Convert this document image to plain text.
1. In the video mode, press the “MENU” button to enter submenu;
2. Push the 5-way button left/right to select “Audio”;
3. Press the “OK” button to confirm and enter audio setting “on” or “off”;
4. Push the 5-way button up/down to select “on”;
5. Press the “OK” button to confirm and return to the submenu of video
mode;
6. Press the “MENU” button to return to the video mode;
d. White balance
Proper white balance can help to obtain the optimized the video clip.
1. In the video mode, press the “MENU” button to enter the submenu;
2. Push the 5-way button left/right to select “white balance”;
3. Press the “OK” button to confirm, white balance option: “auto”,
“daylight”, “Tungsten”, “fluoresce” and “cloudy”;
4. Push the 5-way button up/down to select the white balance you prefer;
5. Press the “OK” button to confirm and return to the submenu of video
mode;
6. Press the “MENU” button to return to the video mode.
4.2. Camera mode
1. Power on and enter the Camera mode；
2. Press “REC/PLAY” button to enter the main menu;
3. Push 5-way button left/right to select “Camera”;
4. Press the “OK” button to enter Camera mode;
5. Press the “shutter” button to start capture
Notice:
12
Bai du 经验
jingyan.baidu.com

_ _ _ _ _

**EXERCISE DETAILS:** Your task is to gather every line with the word "left" and copy it.

**CORRECT RESPONSE:**
2. Push the 5-way button left/right to select “Audio”;
2. Push the 5-way button left/right to select “white balance”;
3. Push 5-way button left/right to select “Camera”;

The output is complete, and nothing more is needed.